**What is expected:** Copy each line from the listing below where the word "priests" shows up.

[[ Working data open ]]

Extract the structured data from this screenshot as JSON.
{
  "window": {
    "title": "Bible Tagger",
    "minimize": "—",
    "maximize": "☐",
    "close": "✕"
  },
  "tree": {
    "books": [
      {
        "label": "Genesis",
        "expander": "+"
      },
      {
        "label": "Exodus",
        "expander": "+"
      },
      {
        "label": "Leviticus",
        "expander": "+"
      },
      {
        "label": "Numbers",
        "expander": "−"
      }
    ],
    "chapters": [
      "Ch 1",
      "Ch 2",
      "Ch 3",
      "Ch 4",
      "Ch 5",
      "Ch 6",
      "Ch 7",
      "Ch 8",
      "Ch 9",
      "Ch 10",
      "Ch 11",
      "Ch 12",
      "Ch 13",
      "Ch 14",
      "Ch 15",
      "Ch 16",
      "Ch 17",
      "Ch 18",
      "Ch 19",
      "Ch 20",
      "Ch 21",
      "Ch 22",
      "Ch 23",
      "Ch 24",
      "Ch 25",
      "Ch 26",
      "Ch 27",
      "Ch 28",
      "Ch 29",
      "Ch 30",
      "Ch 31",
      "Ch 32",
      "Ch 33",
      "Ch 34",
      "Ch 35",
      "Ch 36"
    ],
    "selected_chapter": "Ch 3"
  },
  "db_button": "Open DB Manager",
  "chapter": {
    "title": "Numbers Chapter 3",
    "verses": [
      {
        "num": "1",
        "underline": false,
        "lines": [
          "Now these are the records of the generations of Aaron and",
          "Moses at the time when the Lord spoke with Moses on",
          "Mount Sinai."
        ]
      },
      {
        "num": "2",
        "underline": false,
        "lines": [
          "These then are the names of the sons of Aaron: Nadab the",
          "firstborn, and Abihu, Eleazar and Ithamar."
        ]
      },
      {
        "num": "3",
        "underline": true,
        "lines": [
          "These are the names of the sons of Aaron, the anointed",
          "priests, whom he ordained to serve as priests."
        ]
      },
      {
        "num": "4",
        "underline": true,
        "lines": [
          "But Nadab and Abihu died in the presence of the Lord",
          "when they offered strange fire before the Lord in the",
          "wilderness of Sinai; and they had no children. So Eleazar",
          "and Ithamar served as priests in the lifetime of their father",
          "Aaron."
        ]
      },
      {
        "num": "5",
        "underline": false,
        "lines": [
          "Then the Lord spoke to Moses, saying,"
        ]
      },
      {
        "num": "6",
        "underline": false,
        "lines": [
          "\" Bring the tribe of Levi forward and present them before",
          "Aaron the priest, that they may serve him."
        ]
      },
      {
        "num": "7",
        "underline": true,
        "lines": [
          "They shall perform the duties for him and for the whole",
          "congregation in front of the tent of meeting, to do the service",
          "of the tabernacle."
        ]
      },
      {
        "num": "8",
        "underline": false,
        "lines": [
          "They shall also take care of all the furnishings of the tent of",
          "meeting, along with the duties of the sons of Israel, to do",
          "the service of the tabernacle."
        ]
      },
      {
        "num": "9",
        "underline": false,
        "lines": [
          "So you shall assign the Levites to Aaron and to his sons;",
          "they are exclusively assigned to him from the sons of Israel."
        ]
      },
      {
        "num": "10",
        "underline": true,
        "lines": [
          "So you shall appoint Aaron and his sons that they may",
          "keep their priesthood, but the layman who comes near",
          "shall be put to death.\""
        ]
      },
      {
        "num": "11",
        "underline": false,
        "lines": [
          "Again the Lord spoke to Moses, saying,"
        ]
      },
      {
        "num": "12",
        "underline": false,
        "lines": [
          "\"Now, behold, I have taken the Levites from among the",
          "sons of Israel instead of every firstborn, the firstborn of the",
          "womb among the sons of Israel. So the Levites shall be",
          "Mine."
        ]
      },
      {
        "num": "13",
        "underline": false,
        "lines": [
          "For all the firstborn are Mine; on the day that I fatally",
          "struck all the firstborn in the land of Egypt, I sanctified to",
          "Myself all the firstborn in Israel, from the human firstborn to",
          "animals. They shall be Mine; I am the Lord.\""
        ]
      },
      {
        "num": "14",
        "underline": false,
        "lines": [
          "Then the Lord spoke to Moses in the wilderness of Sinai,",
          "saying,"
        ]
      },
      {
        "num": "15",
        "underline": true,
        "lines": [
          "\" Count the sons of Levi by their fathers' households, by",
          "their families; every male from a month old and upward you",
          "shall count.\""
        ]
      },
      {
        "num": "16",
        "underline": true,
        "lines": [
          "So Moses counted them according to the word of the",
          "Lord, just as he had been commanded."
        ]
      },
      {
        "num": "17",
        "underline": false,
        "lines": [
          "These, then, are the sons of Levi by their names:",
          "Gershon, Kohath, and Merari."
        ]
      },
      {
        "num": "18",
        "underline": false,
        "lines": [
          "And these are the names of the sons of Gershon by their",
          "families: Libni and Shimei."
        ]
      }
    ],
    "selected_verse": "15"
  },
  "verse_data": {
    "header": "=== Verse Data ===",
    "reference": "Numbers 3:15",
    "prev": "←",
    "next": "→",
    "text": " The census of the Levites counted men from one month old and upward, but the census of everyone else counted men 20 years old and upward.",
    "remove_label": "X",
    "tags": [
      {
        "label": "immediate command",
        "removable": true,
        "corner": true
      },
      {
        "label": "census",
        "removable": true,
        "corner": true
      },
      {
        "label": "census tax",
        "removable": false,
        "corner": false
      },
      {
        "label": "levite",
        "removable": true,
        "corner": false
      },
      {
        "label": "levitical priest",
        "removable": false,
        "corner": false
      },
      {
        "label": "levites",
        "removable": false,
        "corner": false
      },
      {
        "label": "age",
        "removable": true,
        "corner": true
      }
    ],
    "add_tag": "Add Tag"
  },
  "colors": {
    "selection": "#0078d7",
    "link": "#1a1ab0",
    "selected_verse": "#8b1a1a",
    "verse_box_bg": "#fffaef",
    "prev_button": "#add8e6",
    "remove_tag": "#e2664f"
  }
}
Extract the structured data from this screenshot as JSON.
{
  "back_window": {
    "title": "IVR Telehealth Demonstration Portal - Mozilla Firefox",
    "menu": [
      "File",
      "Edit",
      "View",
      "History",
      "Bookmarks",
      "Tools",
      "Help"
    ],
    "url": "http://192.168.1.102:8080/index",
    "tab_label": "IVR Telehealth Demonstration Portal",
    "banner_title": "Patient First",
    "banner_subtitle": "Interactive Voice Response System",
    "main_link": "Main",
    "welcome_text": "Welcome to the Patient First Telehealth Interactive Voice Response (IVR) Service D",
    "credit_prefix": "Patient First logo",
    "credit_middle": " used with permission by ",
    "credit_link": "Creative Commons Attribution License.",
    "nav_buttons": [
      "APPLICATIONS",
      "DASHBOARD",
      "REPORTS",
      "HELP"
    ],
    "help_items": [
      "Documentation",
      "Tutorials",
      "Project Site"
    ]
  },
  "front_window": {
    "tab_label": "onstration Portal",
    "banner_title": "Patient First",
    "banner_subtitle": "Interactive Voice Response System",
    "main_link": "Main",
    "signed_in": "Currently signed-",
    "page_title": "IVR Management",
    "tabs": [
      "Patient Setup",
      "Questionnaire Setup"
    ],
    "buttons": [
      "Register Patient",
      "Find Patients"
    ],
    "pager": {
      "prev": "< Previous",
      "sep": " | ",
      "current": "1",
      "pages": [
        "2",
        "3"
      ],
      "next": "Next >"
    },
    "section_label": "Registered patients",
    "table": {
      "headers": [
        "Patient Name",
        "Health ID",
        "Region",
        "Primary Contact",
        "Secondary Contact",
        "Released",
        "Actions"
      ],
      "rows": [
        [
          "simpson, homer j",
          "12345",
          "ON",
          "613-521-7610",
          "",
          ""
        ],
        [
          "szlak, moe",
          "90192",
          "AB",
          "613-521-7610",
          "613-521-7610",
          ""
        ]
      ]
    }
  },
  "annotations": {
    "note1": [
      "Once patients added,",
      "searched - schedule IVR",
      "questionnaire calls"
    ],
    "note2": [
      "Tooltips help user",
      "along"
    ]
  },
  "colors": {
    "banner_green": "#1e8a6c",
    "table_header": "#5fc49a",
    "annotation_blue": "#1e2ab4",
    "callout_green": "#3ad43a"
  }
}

[[ Working data closed ]]

**Solution for this exercise:**
          "priests, whom he ordained to serve as priests."
          "and Ithamar served as priests in the lifetime of their father",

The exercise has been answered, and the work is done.